EXERCISE DESCRIPTION: Transcribe all of the records precisely as they are presented.

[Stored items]
===============
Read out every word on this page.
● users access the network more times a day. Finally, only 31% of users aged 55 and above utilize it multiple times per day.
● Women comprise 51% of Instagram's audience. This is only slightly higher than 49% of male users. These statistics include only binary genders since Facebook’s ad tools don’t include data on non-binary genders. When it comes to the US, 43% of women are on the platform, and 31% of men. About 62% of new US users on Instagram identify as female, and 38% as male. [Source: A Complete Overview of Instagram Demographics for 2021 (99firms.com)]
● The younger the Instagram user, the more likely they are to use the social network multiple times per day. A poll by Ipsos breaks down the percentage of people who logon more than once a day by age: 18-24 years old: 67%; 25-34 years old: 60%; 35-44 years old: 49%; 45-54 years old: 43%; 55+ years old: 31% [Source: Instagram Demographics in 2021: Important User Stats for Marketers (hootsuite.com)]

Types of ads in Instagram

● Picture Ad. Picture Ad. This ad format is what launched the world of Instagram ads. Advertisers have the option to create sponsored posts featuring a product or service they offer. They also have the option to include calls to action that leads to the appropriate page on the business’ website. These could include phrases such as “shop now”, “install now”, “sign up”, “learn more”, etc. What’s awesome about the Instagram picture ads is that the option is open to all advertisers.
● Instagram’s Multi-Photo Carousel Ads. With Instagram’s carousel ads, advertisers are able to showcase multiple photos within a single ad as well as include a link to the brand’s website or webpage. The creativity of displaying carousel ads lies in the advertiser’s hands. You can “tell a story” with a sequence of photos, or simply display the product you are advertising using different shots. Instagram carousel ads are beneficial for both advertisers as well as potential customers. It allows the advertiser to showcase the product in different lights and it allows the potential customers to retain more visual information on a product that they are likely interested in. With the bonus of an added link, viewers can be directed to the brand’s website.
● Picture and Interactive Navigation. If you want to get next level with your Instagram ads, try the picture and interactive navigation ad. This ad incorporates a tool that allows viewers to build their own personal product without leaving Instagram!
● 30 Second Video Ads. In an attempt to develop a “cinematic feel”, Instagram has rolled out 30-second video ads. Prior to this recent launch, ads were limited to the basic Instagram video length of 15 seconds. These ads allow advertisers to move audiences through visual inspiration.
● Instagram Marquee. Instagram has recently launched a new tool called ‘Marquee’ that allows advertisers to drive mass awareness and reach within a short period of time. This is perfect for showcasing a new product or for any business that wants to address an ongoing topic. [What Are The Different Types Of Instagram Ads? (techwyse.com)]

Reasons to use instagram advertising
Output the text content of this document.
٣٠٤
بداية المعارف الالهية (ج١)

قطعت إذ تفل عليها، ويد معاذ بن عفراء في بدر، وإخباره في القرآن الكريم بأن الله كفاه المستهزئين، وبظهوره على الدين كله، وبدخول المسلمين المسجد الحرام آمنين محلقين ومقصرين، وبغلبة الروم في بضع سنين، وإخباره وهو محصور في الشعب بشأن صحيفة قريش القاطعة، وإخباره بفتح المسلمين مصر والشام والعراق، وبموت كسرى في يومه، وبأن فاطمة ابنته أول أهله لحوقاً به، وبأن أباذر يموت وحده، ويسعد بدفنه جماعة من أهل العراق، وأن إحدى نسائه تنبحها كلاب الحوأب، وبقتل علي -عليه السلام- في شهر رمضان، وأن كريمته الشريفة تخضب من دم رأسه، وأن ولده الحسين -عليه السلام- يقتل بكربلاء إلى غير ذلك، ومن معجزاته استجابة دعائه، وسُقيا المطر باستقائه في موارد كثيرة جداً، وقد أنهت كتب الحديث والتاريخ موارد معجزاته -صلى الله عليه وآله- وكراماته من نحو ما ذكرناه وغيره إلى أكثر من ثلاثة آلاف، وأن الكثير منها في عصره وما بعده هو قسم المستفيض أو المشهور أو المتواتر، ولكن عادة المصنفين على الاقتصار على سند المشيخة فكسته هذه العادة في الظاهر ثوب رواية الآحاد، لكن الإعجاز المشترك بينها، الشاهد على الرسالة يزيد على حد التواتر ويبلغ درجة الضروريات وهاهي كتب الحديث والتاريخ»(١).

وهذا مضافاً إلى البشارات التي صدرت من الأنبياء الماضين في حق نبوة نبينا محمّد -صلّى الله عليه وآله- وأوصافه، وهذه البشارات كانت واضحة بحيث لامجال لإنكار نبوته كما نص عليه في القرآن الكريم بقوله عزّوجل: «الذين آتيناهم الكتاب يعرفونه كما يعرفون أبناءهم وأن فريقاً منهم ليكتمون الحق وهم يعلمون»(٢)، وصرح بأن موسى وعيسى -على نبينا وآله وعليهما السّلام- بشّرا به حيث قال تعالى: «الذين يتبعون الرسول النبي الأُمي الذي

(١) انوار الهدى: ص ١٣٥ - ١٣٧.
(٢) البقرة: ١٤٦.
===============
TASK ANSWER:
Read out every word on this page.
● users access the network more times a day. Finally, only 31% of users aged 55 and above utilize it multiple times per day.
● Women comprise 51% of Instagram's audience. This is only slightly higher than 49% of male users. These statistics include only binary genders since Facebook’s ad tools don’t include data on non-binary genders. When it comes to the US, 43% of women are on the platform, and 31% of men. About 62% of new US users on Instagram identify as female, and 38% as male. [Source: A Complete Overview of Instagram Demographics for 2021 (99firms.com)]
● The younger the Instagram user, the more likely they are to use the social network multiple times per day. A poll by Ipsos breaks down the percentage of people who logon more than once a day by age: 18-24 years old: 67%; 25-34 years old: 60%; 35-44 years old: 49%; 45-54 years old: 43%; 55+ years old: 31% [Source: Instagram Demographics in 2021: Important User Stats for Marketers (hootsuite.com)]

Types of ads in Instagram

● Picture Ad. Picture Ad. This ad format is what launched the world of Instagram ads. Advertisers have the option to create sponsored posts featuring a product or service they offer. They also have the option to include calls to action that leads to the appropriate page on the business’ website. These could include phrases such as “shop now”, “install now”, “sign up”, “learn more”, etc. What’s awesome about the Instagram picture ads is that the option is open to all advertisers.
● Instagram’s Multi-Photo Carousel Ads. With Instagram’s carousel ads, advertisers are able to showcase multiple photos within a single ad as well as include a link to the brand’s website or webpage. The creativity of displaying carousel ads lies in the advertiser’s hands. You can “tell a story” with a sequence of photos, or simply display the product you are advertising using different shots. Instagram carousel ads are beneficial for both advertisers as well as potential customers. It allows the advertiser to showcase the product in different lights and it allows the potential customers to retain more visual information on a product that they are likely interested in. With the bonus of an added link, viewers can be directed to the brand’s website.
● Picture and Interactive Navigation. If you want to get next level with your Instagram ads, try the picture and interactive navigation ad. This ad incorporates a tool that allows viewers to build their own personal product without leaving Instagram!
● 30 Second Video Ads. In an attempt to develop a “cinematic feel”, Instagram has rolled out 30-second video ads. Prior to this recent launch, ads were limited to the basic Instagram video length of 15 seconds. These ads allow advertisers to move audiences through visual inspiration.
● Instagram Marquee. Instagram has recently launched a new tool called ‘Marquee’ that allows advertisers to drive mass awareness and reach within a short period of time. This is perfect for showcasing a new product or for any business that wants to address an ongoing topic. [What Are The Different Types Of Instagram Ads? (techwyse.com)]

Reasons to use instagram advertising
Output the text content of this document.
٣٠٤
بداية المعارف الالهية (ج١)

قطعت إذ تفل عليها، ويد معاذ بن عفراء في بدر، وإخباره في القرآن الكريم بأن الله كفاه المستهزئين، وبظهوره على الدين كله، وبدخول المسلمين المسجد الحرام آمنين محلقين ومقصرين، وبغلبة الروم في بضع سنين، وإخباره وهو محصور في الشعب بشأن صحيفة قريش القاطعة، وإخباره بفتح المسلمين مصر والشام والعراق، وبموت كسرى في يومه، وبأن فاطمة ابنته أول أهله لحوقاً به، وبأن أباذر يموت وحده، ويسعد بدفنه جماعة من أهل العراق، وأن إحدى نسائه تنبحها كلاب الحوأب، وبقتل علي -عليه السلام- في شهر رمضان، وأن كريمته الشريفة تخضب من دم رأسه، وأن ولده الحسين -عليه السلام- يقتل بكربلاء إلى غير ذلك، ومن معجزاته استجابة دعائه، وسُقيا المطر باستقائه في موارد كثيرة جداً، وقد أنهت كتب الحديث والتاريخ موارد معجزاته -صلى الله عليه وآله- وكراماته من نحو ما ذكرناه وغيره إلى أكثر من ثلاثة آلاف، وأن الكثير منها في عصره وما بعده هو قسم المستفيض أو المشهور أو المتواتر، ولكن عادة المصنفين على الاقتصار على سند المشيخة فكسته هذه العادة في الظاهر ثوب رواية الآحاد، لكن الإعجاز المشترك بينها، الشاهد على الرسالة يزيد على حد التواتر ويبلغ درجة الضروريات وهاهي كتب الحديث والتاريخ»(١).

وهذا مضافاً إلى البشارات التي صدرت من الأنبياء الماضين في حق نبوة نبينا محمّد -صلّى الله عليه وآله- وأوصافه، وهذه البشارات كانت واضحة بحيث لامجال لإنكار نبوته كما نص عليه في القرآن الكريم بقوله عزّوجل: «الذين آتيناهم الكتاب يعرفونه كما يعرفون أبناءهم وأن فريقاً منهم ليكتمون الحق وهم يعلمون»(٢)، وصرح بأن موسى وعيسى -على نبينا وآله وعليهما السّلام- بشّرا به حيث قال تعالى: «الذين يتبعون الرسول النبي الأُمي الذي

(١) انوار الهدى: ص ١٣٥ - ١٣٧.
(٢) البقرة: ١٤٦.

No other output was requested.